• EXERCISE REQUIREMENTS: Return every one of the items below without any change, keeping each line as it stands.

-- Start of RECORDS FOR THE TASK --

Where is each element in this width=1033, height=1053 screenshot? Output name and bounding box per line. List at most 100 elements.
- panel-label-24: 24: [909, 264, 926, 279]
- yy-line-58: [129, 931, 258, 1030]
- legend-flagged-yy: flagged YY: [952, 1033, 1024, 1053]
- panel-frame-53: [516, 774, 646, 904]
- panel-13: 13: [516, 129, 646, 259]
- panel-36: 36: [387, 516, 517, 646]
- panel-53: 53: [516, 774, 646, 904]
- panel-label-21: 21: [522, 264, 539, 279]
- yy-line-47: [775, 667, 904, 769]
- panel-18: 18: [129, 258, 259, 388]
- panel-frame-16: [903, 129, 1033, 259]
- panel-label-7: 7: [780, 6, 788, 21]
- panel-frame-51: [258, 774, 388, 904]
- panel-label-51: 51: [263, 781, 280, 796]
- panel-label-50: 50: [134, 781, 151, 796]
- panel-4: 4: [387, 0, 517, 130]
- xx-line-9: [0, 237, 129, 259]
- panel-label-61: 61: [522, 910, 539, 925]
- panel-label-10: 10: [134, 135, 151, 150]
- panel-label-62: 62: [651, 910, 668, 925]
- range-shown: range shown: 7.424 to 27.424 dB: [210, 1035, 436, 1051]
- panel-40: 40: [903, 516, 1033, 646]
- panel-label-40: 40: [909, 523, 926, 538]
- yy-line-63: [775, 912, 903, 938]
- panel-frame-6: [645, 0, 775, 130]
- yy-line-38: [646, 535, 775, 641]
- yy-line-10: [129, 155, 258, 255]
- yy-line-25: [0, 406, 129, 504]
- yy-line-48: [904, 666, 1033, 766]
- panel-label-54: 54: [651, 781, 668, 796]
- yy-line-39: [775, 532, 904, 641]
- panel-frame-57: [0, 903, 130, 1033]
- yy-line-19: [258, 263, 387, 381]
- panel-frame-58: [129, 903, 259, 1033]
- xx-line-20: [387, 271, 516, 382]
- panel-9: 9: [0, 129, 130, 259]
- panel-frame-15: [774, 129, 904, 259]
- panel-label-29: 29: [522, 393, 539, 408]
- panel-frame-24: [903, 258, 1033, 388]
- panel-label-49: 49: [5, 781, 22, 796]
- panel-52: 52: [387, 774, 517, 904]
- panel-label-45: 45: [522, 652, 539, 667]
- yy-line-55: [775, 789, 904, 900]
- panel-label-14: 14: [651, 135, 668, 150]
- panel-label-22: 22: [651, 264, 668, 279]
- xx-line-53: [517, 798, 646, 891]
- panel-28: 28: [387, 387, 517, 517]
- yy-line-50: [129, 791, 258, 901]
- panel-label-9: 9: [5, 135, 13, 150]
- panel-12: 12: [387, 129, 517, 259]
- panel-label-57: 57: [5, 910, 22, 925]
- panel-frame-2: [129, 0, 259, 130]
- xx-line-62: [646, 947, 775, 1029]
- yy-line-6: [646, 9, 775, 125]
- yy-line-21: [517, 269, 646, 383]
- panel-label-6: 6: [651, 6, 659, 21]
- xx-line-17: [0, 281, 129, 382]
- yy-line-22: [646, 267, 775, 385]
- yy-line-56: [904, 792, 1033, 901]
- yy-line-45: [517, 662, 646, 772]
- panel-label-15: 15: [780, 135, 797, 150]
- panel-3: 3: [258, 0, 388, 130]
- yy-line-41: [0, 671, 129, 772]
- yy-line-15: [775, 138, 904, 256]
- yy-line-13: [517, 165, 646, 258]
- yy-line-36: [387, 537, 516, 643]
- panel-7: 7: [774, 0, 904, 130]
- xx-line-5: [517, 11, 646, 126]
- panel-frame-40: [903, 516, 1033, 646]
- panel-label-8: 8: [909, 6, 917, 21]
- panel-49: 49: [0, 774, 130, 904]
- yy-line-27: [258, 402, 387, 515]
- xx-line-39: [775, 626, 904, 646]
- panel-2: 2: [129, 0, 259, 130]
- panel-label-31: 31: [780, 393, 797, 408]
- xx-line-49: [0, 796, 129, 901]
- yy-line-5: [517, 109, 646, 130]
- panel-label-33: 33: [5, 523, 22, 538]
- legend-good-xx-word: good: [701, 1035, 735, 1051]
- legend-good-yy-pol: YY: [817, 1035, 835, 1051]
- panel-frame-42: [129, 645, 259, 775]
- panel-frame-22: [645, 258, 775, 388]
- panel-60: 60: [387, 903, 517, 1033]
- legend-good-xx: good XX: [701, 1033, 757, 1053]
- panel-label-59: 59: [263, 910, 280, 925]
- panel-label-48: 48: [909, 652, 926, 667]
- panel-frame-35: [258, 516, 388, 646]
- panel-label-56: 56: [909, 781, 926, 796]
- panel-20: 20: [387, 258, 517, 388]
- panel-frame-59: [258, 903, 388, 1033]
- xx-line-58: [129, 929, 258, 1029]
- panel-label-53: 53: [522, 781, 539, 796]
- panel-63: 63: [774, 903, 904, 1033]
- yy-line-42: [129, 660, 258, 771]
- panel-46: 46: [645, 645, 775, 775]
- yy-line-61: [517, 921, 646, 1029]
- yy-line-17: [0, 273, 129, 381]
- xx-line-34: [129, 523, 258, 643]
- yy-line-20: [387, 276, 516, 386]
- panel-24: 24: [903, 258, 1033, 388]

-- End of RECORDS FOR THE TASK --

• ANSWER TO THIS PROBLEM:
Where is each element in this width=1033, height=1053 screenshot? Output name and bounding box per line. List at most 100 elements.
- panel-label-24: 24: [909, 264, 926, 279]
- yy-line-58: [129, 931, 258, 1030]
- legend-flagged-yy: flagged YY: [952, 1033, 1024, 1053]
- panel-frame-53: [516, 774, 646, 904]
- panel-13: 13: [516, 129, 646, 259]
- panel-36: 36: [387, 516, 517, 646]
- panel-53: 53: [516, 774, 646, 904]
- panel-label-21: 21: [522, 264, 539, 279]
- yy-line-47: [775, 667, 904, 769]
- panel-18: 18: [129, 258, 259, 388]
- panel-frame-16: [903, 129, 1033, 259]
- panel-label-7: 7: [780, 6, 788, 21]
- panel-frame-51: [258, 774, 388, 904]
- panel-label-51: 51: [263, 781, 280, 796]
- panel-label-50: 50: [134, 781, 151, 796]
- panel-4: 4: [387, 0, 517, 130]
- xx-line-9: [0, 237, 129, 259]
- panel-label-61: 61: [522, 910, 539, 925]
- panel-label-10: 10: [134, 135, 151, 150]
- panel-label-62: 62: [651, 910, 668, 925]
- range-shown: range shown: 7.424 to 27.424 dB: [210, 1035, 436, 1051]
- panel-40: 40: [903, 516, 1033, 646]
- panel-label-40: 40: [909, 523, 926, 538]
- yy-line-63: [775, 912, 903, 938]
- panel-frame-6: [645, 0, 775, 130]
- yy-line-38: [646, 535, 775, 641]
- yy-line-10: [129, 155, 258, 255]
- yy-line-25: [0, 406, 129, 504]
- yy-line-48: [904, 666, 1033, 766]
- panel-label-54: 54: [651, 781, 668, 796]
- yy-line-39: [775, 532, 904, 641]
- panel-frame-57: [0, 903, 130, 1033]
- yy-line-19: [258, 263, 387, 381]
- panel-frame-58: [129, 903, 259, 1033]
- xx-line-20: [387, 271, 516, 382]
- panel-9: 9: [0, 129, 130, 259]
- panel-frame-15: [774, 129, 904, 259]
- panel-label-29: 29: [522, 393, 539, 408]
- panel-frame-24: [903, 258, 1033, 388]
- panel-label-49: 49: [5, 781, 22, 796]
- panel-52: 52: [387, 774, 517, 904]
- panel-label-45: 45: [522, 652, 539, 667]
- yy-line-55: [775, 789, 904, 900]
- panel-label-14: 14: [651, 135, 668, 150]
- panel-label-22: 22: [651, 264, 668, 279]
- xx-line-53: [517, 798, 646, 891]
- panel-28: 28: [387, 387, 517, 517]
- yy-line-50: [129, 791, 258, 901]
- panel-label-9: 9: [5, 135, 13, 150]
- panel-12: 12: [387, 129, 517, 259]
- panel-label-57: 57: [5, 910, 22, 925]
- panel-frame-2: [129, 0, 259, 130]
- xx-line-62: [646, 947, 775, 1029]
- yy-line-6: [646, 9, 775, 125]
- yy-line-21: [517, 269, 646, 383]
- panel-label-6: 6: [651, 6, 659, 21]
- xx-line-17: [0, 281, 129, 382]
- yy-line-22: [646, 267, 775, 385]
- yy-line-56: [904, 792, 1033, 901]
- yy-line-45: [517, 662, 646, 772]
- panel-label-15: 15: [780, 135, 797, 150]
- panel-3: 3: [258, 0, 388, 130]
- yy-line-41: [0, 671, 129, 772]
- yy-line-15: [775, 138, 904, 256]
- yy-line-13: [517, 165, 646, 258]
- yy-line-36: [387, 537, 516, 643]
- panel-7: 7: [774, 0, 904, 130]
- xx-line-5: [517, 11, 646, 126]
- panel-frame-40: [903, 516, 1033, 646]
- panel-label-8: 8: [909, 6, 917, 21]
- panel-49: 49: [0, 774, 130, 904]
- yy-line-27: [258, 402, 387, 515]
- xx-line-39: [775, 626, 904, 646]
- panel-2: 2: [129, 0, 259, 130]
- panel-label-31: 31: [780, 393, 797, 408]
- xx-line-49: [0, 796, 129, 901]
- yy-line-5: [517, 109, 646, 130]
- panel-label-33: 33: [5, 523, 22, 538]
- legend-good-xx-word: good: [701, 1035, 735, 1051]
- legend-good-yy-pol: YY: [817, 1035, 835, 1051]
- panel-frame-42: [129, 645, 259, 775]
- panel-frame-22: [645, 258, 775, 388]
- panel-60: 60: [387, 903, 517, 1033]
- legend-good-xx: good XX: [701, 1033, 757, 1053]
- panel-label-59: 59: [263, 910, 280, 925]
- panel-label-48: 48: [909, 652, 926, 667]
- panel-frame-35: [258, 516, 388, 646]
- panel-label-56: 56: [909, 781, 926, 796]
- panel-20: 20: [387, 258, 517, 388]
- panel-frame-59: [258, 903, 388, 1033]
- xx-line-58: [129, 929, 258, 1029]
- panel-label-53: 53: [522, 781, 539, 796]
- panel-63: 63: [774, 903, 904, 1033]
- yy-line-42: [129, 660, 258, 771]
- panel-46: 46: [645, 645, 775, 775]
- yy-line-61: [517, 921, 646, 1029]
- yy-line-17: [0, 273, 129, 381]
- xx-line-34: [129, 523, 258, 643]
- yy-line-20: [387, 276, 516, 386]
- panel-24: 24: [903, 258, 1033, 388]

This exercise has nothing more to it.